--- RECORDS FOR THE TASK ---
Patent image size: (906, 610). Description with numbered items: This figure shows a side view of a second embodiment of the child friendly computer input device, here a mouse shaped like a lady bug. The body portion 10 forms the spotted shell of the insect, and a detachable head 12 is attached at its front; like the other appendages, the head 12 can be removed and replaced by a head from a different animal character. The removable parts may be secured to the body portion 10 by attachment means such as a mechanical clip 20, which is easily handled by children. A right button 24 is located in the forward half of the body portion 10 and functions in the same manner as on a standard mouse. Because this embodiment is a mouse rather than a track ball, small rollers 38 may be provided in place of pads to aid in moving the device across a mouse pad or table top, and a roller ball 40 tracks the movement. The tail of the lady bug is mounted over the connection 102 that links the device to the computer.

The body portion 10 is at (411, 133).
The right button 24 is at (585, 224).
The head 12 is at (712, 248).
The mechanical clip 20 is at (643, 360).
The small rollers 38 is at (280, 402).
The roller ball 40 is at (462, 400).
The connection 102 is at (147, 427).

--- GOAL ---
Reproduce every line of the data above without any alteration.

--- SOLUTION TO THE EXERCISE ---
Patent image size: (906, 610). Description with numbered items: This figure shows a side view of a second embodiment of the child friendly computer input device, here a mouse shaped like a lady bug. The body portion 10 forms the spotted shell of the insect, and a detachable head 12 is attached at its front; like the other appendages, the head 12 can be removed and replaced by a head from a different animal character. The removable parts may be secured to the body portion 10 by attachment means such as a mechanical clip 20, which is easily handled by children. A right button 24 is located in the forward half of the body portion 10 and functions in the same manner as on a standard mouse. Because this embodiment is a mouse rather than a track ball, small rollers 38 may be provided in place of pads to aid in moving the device across a mouse pad or table top, and a roller ball 40 tracks the movement. The tail of the lady bug is mounted over the connection 102 that links the device to the computer.

The body portion 10 is at (411, 133).
The right button 24 is at (585, 224).
The head 12 is at (712, 248).
The mechanical clip 20 is at (643, 360).
The small rollers 38 is at (280, 402).
The roller ball 40 is at (462, 400).
The connection 102 is at (147, 427).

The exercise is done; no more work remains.